Copy out all the lines exactly. Omit pictures.

━━━━━━━━━━━━━━━━

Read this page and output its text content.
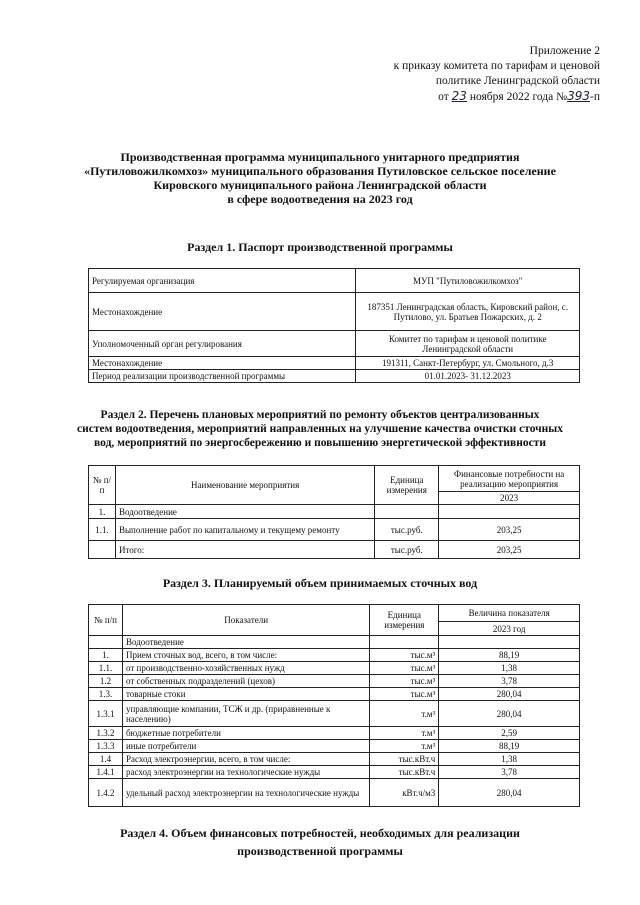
Приложение 2
к приказу комитета по тарифам и ценовой
политике Ленинградской области
от 23 ноября 2022 года №393-п
Производственная программа муниципального унитарного предприятия
«Путиловожилкомхоз» муниципального образования Путиловское сельское поселение
Кировского муниципального района Ленинградской области
в сфере водоотведения на 2023 год
Раздел 1. Паспорт производственной программы
Регулируемая организация	МУП "Путиловожилкомхоз"
Местонахождение	187351 Ленинградская область, Кировский район, с. Путилово, ул. Братьев Пожарских, д. 2
Уполномоченный орган регулирования	Комитет по тарифам и ценовой политике Ленинградской области
Местонахождение	191311, Санкт-Петербург, ул. Смольного, д.3
Период реализации производственной программы	01.01.2023- 31.12.2023
Раздел 2. Перечень плановых мероприятий по ремонту объектов централизованных
систем водоотведения, мероприятий направленных на улучшение качества очистки сточных
вод, мероприятий по энергосбережению и повышению энергетической эффективности
№ п/п	Наименование мероприятия	Единица измерения	Финансовые потребности на реализацию мероприятия
			2023
1.	Водоотведение		
1.1.	Выполнение работ по капитальному и текущему ремонту	тыс.руб.	203,25
	Итого:	тыс.руб.	203,25
Раздел 3. Планируемый объем принимаемых сточных вод
№ п/п	Показатели	Единица измерения	Величина показателя
			2023 год
	Водоотведение		
1.	Прием сточных вод, всего, в том числе:	тыс.м³	88,19
1.1.	от производственно-хозяйственных нужд	тыс.м³	1,38
1.2	от собственных подразделений (цехов)	тыс.м³	3,78
1.3.	товарные стоки	тыс.м³	280,04
1.3.1	управляющие компании, ТСЖ и др. (приравненные к населению)	т.м³	280,04
1.3.2	бюджетные потребители	т.м³	2,59
1.3.3	иные потребители	т.м³	88,19
1.4	Расход электроэнергии, всего, в том числе:	тыс.кВт.ч	1,38
1.4.1	расход электроэнергии на технологические нужды	тыс.кВт.ч	3,78
1.4.2	удельный расход электроэнергии на технологические нужды	кВт.ч/м3	280,04
Раздел 4. Объем финансовых потребностей, необходимых для реализации
производственной программы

━━━━━━━━━━━━━━━━

Task solution
Read this page and output its text content.
Приложение 2
к приказу комитета по тарифам и ценовой
политике Ленинградской области
от 23 ноября 2022 года №393-п
Производственная программа муниципального унитарного предприятия
«Путиловожилкомхоз» муниципального образования Путиловское сельское поселение
Кировского муниципального района Ленинградской области
в сфере водоотведения на 2023 год
Раздел 1. Паспорт производственной программы
Регулируемая организация	МУП "Путиловожилкомхоз"
Местонахождение	187351 Ленинградская область, Кировский район, с. Путилово, ул. Братьев Пожарских, д. 2
Уполномоченный орган регулирования	Комитет по тарифам и ценовой политике Ленинградской области
Местонахождение	191311, Санкт-Петербург, ул. Смольного, д.3
Период реализации производственной программы	01.01.2023- 31.12.2023
Раздел 2. Перечень плановых мероприятий по ремонту объектов централизованных
систем водоотведения, мероприятий направленных на улучшение качества очистки сточных
вод, мероприятий по энергосбережению и повышению энергетической эффективности
№ п/п	Наименование мероприятия	Единица измерения	Финансовые потребности на реализацию мероприятия
			2023
1.	Водоотведение		
1.1.	Выполнение работ по капитальному и текущему ремонту	тыс.руб.	203,25
	Итого:	тыс.руб.	203,25
Раздел 3. Планируемый объем принимаемых сточных вод
№ п/п	Показатели	Единица измерения	Величина показателя
			2023 год
	Водоотведение		
1.	Прием сточных вод, всего, в том числе:	тыс.м³	88,19
1.1.	от производственно-хозяйственных нужд	тыс.м³	1,38
1.2	от собственных подразделений (цехов)	тыс.м³	3,78
1.3.	товарные стоки	тыс.м³	280,04
1.3.1	управляющие компании, ТСЖ и др. (приравненные к населению)	т.м³	280,04
1.3.2	бюджетные потребители	т.м³	2,59
1.3.3	иные потребители	т.м³	88,19
1.4	Расход электроэнергии, всего, в том числе:	тыс.кВт.ч	1,38
1.4.1	расход электроэнергии на технологические нужды	тыс.кВт.ч	3,78
1.4.2	удельный расход электроэнергии на технологические нужды	кВт.ч/м3	280,04
Раздел 4. Объем финансовых потребностей, необходимых для реализации
производственной программы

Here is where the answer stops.